- PROBLEM DESCRIPTION
The records should be written out in full, with nothing altered.

########################################

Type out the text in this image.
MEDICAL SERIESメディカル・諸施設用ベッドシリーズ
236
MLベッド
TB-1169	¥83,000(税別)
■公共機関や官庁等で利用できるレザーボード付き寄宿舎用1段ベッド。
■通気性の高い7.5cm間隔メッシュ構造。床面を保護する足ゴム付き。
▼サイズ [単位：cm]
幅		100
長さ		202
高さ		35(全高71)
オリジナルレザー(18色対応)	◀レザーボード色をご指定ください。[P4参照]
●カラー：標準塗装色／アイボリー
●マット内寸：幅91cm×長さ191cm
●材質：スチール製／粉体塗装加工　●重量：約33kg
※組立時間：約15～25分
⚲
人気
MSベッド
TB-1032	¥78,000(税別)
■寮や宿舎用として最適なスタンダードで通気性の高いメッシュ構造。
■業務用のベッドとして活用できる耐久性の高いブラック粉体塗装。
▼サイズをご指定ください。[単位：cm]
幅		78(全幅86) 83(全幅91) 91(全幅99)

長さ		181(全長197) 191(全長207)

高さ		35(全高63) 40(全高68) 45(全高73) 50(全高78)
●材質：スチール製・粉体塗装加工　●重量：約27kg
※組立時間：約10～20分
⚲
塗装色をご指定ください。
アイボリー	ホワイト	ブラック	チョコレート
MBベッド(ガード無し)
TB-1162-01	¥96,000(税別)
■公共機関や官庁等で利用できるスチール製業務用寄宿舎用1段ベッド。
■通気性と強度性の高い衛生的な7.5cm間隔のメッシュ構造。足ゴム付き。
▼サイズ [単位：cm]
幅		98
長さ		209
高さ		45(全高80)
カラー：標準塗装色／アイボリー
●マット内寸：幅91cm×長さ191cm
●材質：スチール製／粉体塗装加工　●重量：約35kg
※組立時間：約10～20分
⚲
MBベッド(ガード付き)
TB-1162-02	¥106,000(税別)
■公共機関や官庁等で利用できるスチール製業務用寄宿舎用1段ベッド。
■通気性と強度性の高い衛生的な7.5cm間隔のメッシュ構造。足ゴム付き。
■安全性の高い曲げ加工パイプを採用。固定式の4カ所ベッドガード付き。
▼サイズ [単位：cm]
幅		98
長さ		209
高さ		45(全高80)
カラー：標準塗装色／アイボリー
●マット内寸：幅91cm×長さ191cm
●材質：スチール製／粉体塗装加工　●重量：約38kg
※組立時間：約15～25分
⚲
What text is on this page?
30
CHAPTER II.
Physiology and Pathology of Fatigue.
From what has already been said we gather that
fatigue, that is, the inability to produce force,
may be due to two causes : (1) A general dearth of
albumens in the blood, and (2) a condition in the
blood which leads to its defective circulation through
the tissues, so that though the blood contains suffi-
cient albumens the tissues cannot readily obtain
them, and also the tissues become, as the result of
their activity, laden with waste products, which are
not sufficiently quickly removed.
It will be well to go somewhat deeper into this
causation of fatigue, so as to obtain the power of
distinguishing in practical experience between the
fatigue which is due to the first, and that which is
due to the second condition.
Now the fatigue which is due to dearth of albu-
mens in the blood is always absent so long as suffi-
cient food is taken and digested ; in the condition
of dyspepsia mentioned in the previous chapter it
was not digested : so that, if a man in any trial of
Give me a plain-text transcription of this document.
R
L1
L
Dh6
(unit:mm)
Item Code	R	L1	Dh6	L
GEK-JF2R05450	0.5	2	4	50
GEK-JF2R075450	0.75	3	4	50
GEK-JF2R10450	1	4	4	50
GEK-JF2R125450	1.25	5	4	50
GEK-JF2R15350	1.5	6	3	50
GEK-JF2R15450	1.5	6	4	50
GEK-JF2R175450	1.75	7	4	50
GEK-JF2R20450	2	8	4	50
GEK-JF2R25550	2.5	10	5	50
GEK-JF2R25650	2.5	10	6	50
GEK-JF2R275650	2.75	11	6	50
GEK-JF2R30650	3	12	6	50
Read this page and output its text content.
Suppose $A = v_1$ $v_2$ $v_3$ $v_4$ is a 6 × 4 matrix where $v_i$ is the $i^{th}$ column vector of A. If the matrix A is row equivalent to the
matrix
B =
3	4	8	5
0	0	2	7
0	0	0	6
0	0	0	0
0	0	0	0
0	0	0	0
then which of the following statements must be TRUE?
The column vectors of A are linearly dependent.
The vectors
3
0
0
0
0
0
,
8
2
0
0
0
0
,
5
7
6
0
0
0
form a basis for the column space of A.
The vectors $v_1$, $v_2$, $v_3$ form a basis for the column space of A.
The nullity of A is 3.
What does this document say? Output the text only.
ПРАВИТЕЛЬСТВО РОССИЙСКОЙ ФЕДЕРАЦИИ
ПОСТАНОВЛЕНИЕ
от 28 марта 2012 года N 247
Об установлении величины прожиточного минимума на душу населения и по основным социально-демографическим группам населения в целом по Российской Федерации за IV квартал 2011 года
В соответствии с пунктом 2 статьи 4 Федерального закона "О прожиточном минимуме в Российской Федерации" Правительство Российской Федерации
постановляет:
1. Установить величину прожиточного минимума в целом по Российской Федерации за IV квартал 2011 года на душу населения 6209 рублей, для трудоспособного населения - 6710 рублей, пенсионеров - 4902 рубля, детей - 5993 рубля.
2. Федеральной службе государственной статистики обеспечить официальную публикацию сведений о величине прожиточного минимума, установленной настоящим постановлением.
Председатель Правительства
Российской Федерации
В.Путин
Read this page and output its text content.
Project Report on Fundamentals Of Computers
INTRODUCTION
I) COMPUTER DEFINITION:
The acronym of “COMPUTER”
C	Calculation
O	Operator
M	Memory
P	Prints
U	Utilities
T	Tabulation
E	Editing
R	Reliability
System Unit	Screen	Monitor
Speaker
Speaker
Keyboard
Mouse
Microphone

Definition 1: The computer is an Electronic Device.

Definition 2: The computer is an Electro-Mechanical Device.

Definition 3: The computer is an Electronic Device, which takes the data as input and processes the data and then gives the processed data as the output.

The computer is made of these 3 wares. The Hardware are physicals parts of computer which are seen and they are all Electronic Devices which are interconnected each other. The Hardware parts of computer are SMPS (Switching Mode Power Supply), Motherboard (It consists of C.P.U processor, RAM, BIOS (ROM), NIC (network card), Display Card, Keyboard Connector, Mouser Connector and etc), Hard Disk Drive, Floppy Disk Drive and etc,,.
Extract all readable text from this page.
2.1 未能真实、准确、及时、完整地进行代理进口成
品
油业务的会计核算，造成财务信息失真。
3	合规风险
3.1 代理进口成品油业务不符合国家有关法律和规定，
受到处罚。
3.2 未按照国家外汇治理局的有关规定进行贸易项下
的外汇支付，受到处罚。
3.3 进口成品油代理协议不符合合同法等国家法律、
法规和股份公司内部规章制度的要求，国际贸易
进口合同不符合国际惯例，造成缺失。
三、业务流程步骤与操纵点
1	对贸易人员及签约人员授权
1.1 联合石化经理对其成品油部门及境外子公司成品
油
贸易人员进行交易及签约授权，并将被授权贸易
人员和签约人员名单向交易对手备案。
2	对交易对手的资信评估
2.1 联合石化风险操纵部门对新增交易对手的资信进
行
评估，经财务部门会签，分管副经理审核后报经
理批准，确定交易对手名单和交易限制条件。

########################################

- OUTPUT OF THE TASK
Type out the text in this image.
MEDICAL SERIESメディカル・諸施設用ベッドシリーズ
236
MLベッド
TB-1169	¥83,000(税別)
■公共機関や官庁等で利用できるレザーボード付き寄宿舎用1段ベッド。
■通気性の高い7.5cm間隔メッシュ構造。床面を保護する足ゴム付き。
▼サイズ [単位：cm]
幅		100
長さ		202
高さ		35(全高71)
オリジナルレザー(18色対応)	◀レザーボード色をご指定ください。[P4参照]
●カラー：標準塗装色／アイボリー
●マット内寸：幅91cm×長さ191cm
●材質：スチール製／粉体塗装加工　●重量：約33kg
※組立時間：約15～25分
⚲
人気
MSベッド
TB-1032	¥78,000(税別)
■寮や宿舎用として最適なスタンダードで通気性の高いメッシュ構造。
■業務用のベッドとして活用できる耐久性の高いブラック粉体塗装。
▼サイズをご指定ください。[単位：cm]
幅		78(全幅86) 83(全幅91) 91(全幅99)

長さ		181(全長197) 191(全長207)

高さ		35(全高63) 40(全高68) 45(全高73) 50(全高78)
●材質：スチール製・粉体塗装加工　●重量：約27kg
※組立時間：約10～20分
⚲
塗装色をご指定ください。
アイボリー	ホワイト	ブラック	チョコレート
MBベッド(ガード無し)
TB-1162-01	¥96,000(税別)
■公共機関や官庁等で利用できるスチール製業務用寄宿舎用1段ベッド。
■通気性と強度性の高い衛生的な7.5cm間隔のメッシュ構造。足ゴム付き。
▼サイズ [単位：cm]
幅		98
長さ		209
高さ		45(全高80)
カラー：標準塗装色／アイボリー
●マット内寸：幅91cm×長さ191cm
●材質：スチール製／粉体塗装加工　●重量：約35kg
※組立時間：約10～20分
⚲
MBベッド(ガード付き)
TB-1162-02	¥106,000(税別)
■公共機関や官庁等で利用できるスチール製業務用寄宿舎用1段ベッド。
■通気性と強度性の高い衛生的な7.5cm間隔のメッシュ構造。足ゴム付き。
■安全性の高い曲げ加工パイプを採用。固定式の4カ所ベッドガード付き。
▼サイズ [単位：cm]
幅		98
長さ		209
高さ		45(全高80)
カラー：標準塗装色／アイボリー
●マット内寸：幅91cm×長さ191cm
●材質：スチール製／粉体塗装加工　●重量：約38kg
※組立時間：約15～25分
⚲
What text is on this page?
30
CHAPTER II.
Physiology and Pathology of Fatigue.
From what has already been said we gather that
fatigue, that is, the inability to produce force,
may be due to two causes : (1) A general dearth of
albumens in the blood, and (2) a condition in the
blood which leads to its defective circulation through
the tissues, so that though the blood contains suffi-
cient albumens the tissues cannot readily obtain
them, and also the tissues become, as the result of
their activity, laden with waste products, which are
not sufficiently quickly removed.
It will be well to go somewhat deeper into this
causation of fatigue, so as to obtain the power of
distinguishing in practical experience between the
fatigue which is due to the first, and that which is
due to the second condition.
Now the fatigue which is due to dearth of albu-
mens in the blood is always absent so long as suffi-
cient food is taken and digested ; in the condition
of dyspepsia mentioned in the previous chapter it
was not digested : so that, if a man in any trial of
Give me a plain-text transcription of this document.
R
L1
L
Dh6
(unit:mm)
Item Code	R	L1	Dh6	L
GEK-JF2R05450	0.5	2	4	50
GEK-JF2R075450	0.75	3	4	50
GEK-JF2R10450	1	4	4	50
GEK-JF2R125450	1.25	5	4	50
GEK-JF2R15350	1.5	6	3	50
GEK-JF2R15450	1.5	6	4	50
GEK-JF2R175450	1.75	7	4	50
GEK-JF2R20450	2	8	4	50
GEK-JF2R25550	2.5	10	5	50
GEK-JF2R25650	2.5	10	6	50
GEK-JF2R275650	2.75	11	6	50
GEK-JF2R30650	3	12	6	50
Read this page and output its text content.
Suppose $A = v_1$ $v_2$ $v_3$ $v_4$ is a 6 × 4 matrix where $v_i$ is the $i^{th}$ column vector of A. If the matrix A is row equivalent to the
matrix
B =
3	4	8	5
0	0	2	7
0	0	0	6
0	0	0	0
0	0	0	0
0	0	0	0
then which of the following statements must be TRUE?
The column vectors of A are linearly dependent.
The vectors
3
0
0
0
0
0
,
8
2
0
0
0
0
,
5
7
6
0
0
0
form a basis for the column space of A.
The vectors $v_1$, $v_2$, $v_3$ form a basis for the column space of A.
The nullity of A is 3.
What does this document say? Output the text only.
ПРАВИТЕЛЬСТВО РОССИЙСКОЙ ФЕДЕРАЦИИ
ПОСТАНОВЛЕНИЕ
от 28 марта 2012 года N 247
Об установлении величины прожиточного минимума на душу населения и по основным социально-демографическим группам населения в целом по Российской Федерации за IV квартал 2011 года
В соответствии с пунктом 2 статьи 4 Федерального закона "О прожиточном минимуме в Российской Федерации" Правительство Российской Федерации
постановляет:
1. Установить величину прожиточного минимума в целом по Российской Федерации за IV квартал 2011 года на душу населения 6209 рублей, для трудоспособного населения - 6710 рублей, пенсионеров - 4902 рубля, детей - 5993 рубля.
2. Федеральной службе государственной статистики обеспечить официальную публикацию сведений о величине прожиточного минимума, установленной настоящим постановлением.
Председатель Правительства
Российской Федерации
В.Путин
Read this page and output its text content.
Project Report on Fundamentals Of Computers
INTRODUCTION
I) COMPUTER DEFINITION:
The acronym of “COMPUTER”
C	Calculation
O	Operator
M	Memory
P	Prints
U	Utilities
T	Tabulation
E	Editing
R	Reliability
System Unit	Screen	Monitor
Speaker
Speaker
Keyboard
Mouse
Microphone

Definition 1: The computer is an Electronic Device.

Definition 2: The computer is an Electro-Mechanical Device.

Definition 3: The computer is an Electronic Device, which takes the data as input and processes the data and then gives the processed data as the output.

The computer is made of these 3 wares. The Hardware are physicals parts of computer which are seen and they are all Electronic Devices which are interconnected each other. The Hardware parts of computer are SMPS (Switching Mode Power Supply), Motherboard (It consists of C.P.U processor, RAM, BIOS (ROM), NIC (network card), Display Card, Keyboard Connector, Mouser Connector and etc), Hard Disk Drive, Floppy Disk Drive and etc,,.
Extract all readable text from this page.
2.1 未能真实、准确、及时、完整地进行代理进口成
品
油业务的会计核算，造成财务信息失真。
3	合规风险
3.1 代理进口成品油业务不符合国家有关法律和规定，
受到处罚。
3.2 未按照国家外汇治理局的有关规定进行贸易项下
的外汇支付，受到处罚。
3.3 进口成品油代理协议不符合合同法等国家法律、
法规和股份公司内部规章制度的要求，国际贸易
进口合同不符合国际惯例，造成缺失。
三、业务流程步骤与操纵点
1	对贸易人员及签约人员授权
1.1 联合石化经理对其成品油部门及境外子公司成品
油
贸易人员进行交易及签约授权，并将被授权贸易
人员和签约人员名单向交易对手备案。
2	对交易对手的资信评估
2.1 联合石化风险操纵部门对新增交易对手的资信进
行
评估，经财务部门会签，分管副经理审核后报经
理批准，确定交易对手名单和交易限制条件。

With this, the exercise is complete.